> Your goal
From the entries below, say how many lines carry the word "株式会社カネット", and give nothing but the number.

>> begin Given information

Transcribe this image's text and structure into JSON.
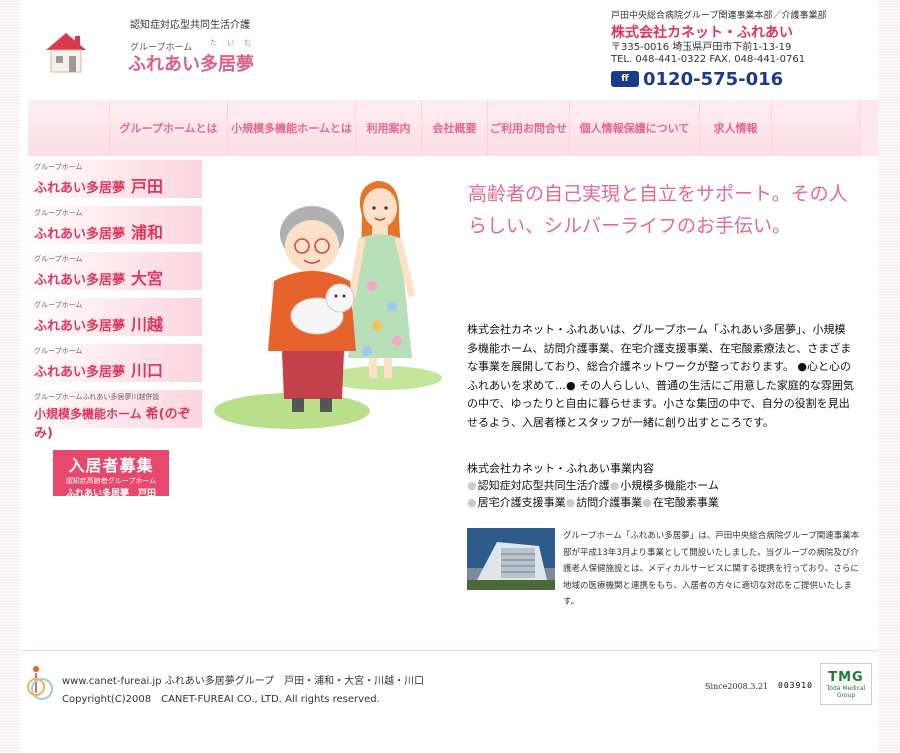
{
  "header": {
    "logo_subtitle": "認知症対応型共同生活介護",
    "logo_kind": "グループホーム",
    "logo_ruby": "たいむ",
    "logo_name": "ふれあい多居夢",
    "company_group": "戸田中央総合病院グループ関連事業本部／介護事業部",
    "company_name": "株式会社カネット・ふれあい",
    "address": "〒335-0016 埼玉県戸田市下前1-13-19",
    "tel": "TEL. 048-441-0322 FAX. 048-441-0761",
    "freedial_icon": "ff",
    "freedial": "0120-575-016"
  },
  "nav": {
    "items": [
      "グループホームとは",
      "小規模多機能ホームとは",
      "利用案内",
      "会社概要",
      "ご利用お問合せ",
      "個人情報保護について",
      "求人情報"
    ]
  },
  "sidebar": {
    "items": [
      {
        "small": "グループホーム",
        "name": "ふれあい多居夢",
        "city": "戸田"
      },
      {
        "small": "グループホーム",
        "name": "ふれあい多居夢",
        "city": "浦和"
      },
      {
        "small": "グループホーム",
        "name": "ふれあい多居夢",
        "city": "大宮"
      },
      {
        "small": "グループホーム",
        "name": "ふれあい多居夢",
        "city": "川越"
      },
      {
        "small": "グループホーム",
        "name": "ふれあい多居夢",
        "city": "川口"
      },
      {
        "small": "グループホームふれあい多居夢川越併設",
        "name": "小規模多機能ホーム",
        "city": "希(のぞみ)"
      }
    ],
    "recruit": {
      "title": "入居者募集",
      "sub": "認知症高齢者グループホーム",
      "name": "ふれあい多居夢　戸田"
    }
  },
  "main": {
    "hero": "高齢者の自己実現と自立をサポート。その人らしい、シルバーライフのお手伝い。",
    "intro": "株式会社カネット・ふれあいは、グループホーム「ふれあい多居夢」、小規模多機能ホーム、訪問介護事業、在宅介護支援事業、在宅酸素療法と、さまざまな事業を展開しており、総合介護ネットワークが整っております。 ●心と心のふれあいを求めて…● その人らしい、普通の生活にご用意した家庭的な雰囲気の中で、ゆったりと自由に暮らせます。小さな集団の中で、自分の役割を見出せるよう、入居者様とスタッフが一緒に創り出すところです。",
    "business_title": "株式会社カネット・ふれあい事業内容",
    "business": [
      "認知症対応型共同生活介護",
      "小規模多機能ホーム",
      "居宅介護支援事業",
      "訪問介護事業",
      "在宅酸素事業"
    ],
    "note": "グループホーム「ふれあい多居夢」は、戸田中央総合病院グループ関連事業本部が平成13年3月より事業として開設いたしました。当グループの病院及び介護老人保健施設とは、メディカルサービスに関する提携を行っており、さらに地域の医療機関と連携をもち、入居者の方々に適切な対応をご提供いたします。"
  },
  "footer": {
    "line1": "www.canet-fureai.jp ふれあい多居夢グループ　戸田・浦和・大宮・川越・川口",
    "line2": "Copyright(C)2008　CANET-FUREAI CO., LTD. All rights reserved.",
    "since": "Since2008.3.21",
    "counter": "003910",
    "tmg": "TMG",
    "tmg_sub": "Toda Medical Group"
  },
  "colors": {
    "accent": "#e46a8a",
    "brand_red": "#e0365e",
    "navy": "#1a3a8c"
  }
}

>> end Given information

> Task solution
3